_What the task asks_:
Search the listing below for the string "houses" and copy every line where it occurs.

=-=-=

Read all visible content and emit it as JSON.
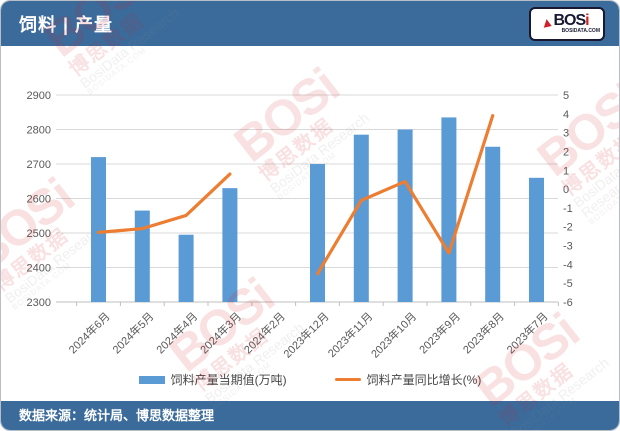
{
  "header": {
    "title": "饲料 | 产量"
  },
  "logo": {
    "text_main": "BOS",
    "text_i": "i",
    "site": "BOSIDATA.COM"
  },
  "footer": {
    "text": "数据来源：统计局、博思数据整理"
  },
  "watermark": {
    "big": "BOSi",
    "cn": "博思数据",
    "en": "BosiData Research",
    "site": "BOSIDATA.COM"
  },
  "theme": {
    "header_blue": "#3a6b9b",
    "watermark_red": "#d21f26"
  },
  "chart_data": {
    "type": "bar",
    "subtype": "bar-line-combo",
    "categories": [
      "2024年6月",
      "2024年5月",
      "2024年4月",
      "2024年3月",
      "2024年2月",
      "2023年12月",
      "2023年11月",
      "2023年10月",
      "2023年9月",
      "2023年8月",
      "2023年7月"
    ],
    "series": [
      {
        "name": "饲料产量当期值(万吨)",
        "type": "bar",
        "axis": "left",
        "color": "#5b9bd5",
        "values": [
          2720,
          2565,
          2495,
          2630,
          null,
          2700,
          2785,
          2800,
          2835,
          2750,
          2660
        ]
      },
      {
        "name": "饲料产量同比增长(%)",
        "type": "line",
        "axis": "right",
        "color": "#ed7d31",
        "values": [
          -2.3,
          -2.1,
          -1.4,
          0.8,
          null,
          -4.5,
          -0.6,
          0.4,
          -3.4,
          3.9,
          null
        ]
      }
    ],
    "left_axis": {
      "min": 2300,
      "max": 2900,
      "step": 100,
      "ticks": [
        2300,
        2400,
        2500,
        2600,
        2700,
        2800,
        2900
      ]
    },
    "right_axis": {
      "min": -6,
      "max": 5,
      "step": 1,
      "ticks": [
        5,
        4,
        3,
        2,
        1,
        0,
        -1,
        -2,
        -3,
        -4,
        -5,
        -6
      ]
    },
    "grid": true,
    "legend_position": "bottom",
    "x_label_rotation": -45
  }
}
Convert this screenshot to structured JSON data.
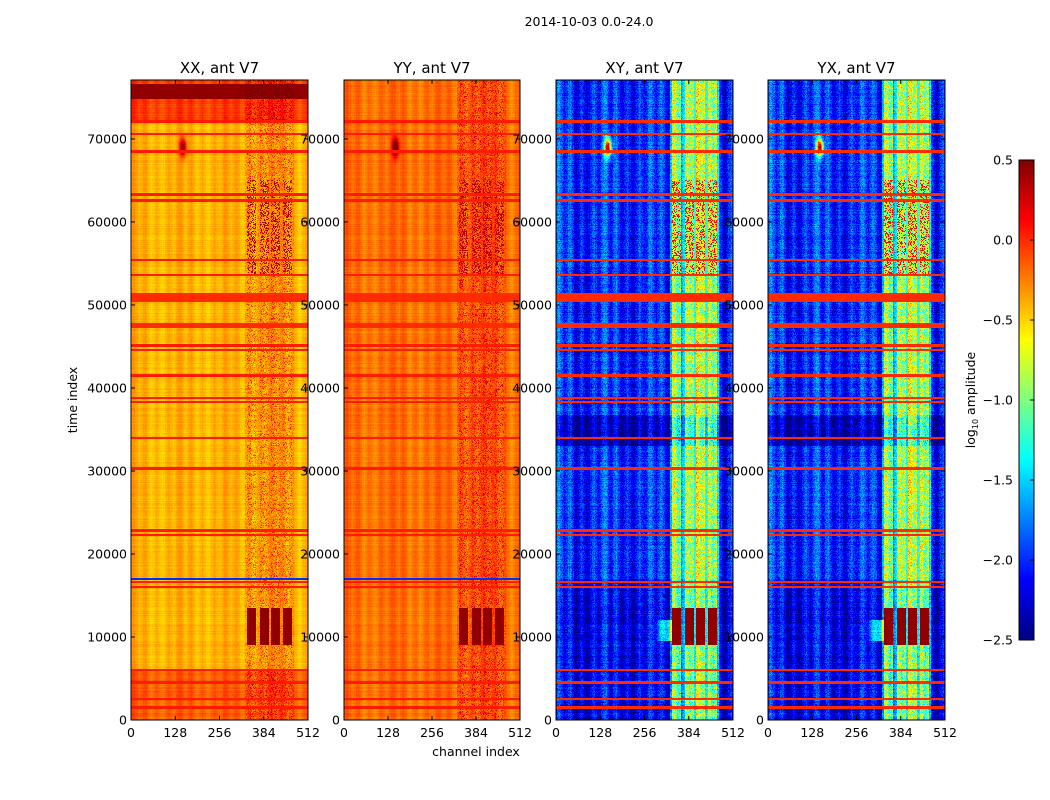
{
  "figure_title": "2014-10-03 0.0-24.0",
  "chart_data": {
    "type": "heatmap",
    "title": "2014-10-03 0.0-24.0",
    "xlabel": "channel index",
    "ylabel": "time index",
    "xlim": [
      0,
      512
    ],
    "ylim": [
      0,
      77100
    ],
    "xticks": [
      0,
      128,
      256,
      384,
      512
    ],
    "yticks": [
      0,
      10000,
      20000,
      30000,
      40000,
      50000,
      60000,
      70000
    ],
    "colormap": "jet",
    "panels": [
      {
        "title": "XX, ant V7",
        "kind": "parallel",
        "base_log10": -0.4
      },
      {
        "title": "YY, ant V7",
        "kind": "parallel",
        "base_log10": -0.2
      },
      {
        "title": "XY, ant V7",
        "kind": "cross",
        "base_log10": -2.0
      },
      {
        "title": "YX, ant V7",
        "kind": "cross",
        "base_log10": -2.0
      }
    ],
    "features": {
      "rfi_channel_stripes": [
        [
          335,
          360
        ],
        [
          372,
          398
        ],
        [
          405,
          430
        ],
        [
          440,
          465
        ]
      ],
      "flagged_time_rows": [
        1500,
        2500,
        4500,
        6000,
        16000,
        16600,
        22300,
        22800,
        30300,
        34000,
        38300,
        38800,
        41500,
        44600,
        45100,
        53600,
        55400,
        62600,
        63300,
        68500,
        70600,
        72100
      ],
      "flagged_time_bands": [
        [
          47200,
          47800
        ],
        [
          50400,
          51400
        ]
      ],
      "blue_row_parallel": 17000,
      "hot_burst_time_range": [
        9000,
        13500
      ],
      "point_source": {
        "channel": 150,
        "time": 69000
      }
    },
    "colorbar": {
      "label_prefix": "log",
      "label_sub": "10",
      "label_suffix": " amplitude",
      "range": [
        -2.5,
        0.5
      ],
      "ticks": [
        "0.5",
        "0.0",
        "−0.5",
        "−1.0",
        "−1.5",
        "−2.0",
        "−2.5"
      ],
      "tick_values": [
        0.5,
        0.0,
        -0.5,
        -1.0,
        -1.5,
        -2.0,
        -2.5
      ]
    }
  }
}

=-=-=

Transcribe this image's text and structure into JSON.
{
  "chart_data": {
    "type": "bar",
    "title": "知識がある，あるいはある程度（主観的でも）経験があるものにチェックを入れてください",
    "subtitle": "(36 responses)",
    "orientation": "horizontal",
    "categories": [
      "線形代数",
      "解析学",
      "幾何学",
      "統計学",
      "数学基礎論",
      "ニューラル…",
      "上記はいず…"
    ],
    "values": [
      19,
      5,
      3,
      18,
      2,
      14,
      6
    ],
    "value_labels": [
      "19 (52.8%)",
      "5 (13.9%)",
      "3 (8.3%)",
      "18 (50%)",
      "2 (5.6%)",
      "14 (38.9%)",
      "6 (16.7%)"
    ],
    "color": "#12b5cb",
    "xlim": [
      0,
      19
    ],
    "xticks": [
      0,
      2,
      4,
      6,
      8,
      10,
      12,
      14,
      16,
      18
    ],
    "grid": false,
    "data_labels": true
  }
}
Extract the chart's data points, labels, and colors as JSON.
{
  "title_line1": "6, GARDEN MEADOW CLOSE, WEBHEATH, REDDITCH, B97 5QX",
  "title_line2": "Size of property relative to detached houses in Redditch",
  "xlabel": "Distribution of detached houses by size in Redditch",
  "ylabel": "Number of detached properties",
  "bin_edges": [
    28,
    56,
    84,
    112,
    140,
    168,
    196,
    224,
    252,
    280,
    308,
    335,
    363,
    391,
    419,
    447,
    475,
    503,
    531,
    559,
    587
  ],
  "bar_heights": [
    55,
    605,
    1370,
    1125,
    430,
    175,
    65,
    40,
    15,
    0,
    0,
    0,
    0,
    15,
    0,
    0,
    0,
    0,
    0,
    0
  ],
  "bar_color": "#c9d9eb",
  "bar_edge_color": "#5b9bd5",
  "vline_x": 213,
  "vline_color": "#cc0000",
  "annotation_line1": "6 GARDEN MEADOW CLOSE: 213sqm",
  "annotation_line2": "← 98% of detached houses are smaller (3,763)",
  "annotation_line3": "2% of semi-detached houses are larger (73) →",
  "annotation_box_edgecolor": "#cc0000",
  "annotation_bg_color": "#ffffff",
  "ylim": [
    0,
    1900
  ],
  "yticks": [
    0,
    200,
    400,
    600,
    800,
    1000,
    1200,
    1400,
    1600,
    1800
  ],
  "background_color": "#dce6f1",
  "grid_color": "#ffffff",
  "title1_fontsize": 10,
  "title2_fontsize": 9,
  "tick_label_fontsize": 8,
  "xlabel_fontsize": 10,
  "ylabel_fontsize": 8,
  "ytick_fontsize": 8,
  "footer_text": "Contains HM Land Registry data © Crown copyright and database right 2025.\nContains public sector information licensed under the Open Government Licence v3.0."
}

=-=-=

_Response to the task_:
  "title_line2": "Size of property relative to detached houses in Redditch",
  "xlabel": "Distribution of detached houses by size in Redditch",
  "annotation_line2": "← 98% of detached houses are smaller (3,763)",
  "annotation_line3": "2% of semi-detached houses are larger (73) →",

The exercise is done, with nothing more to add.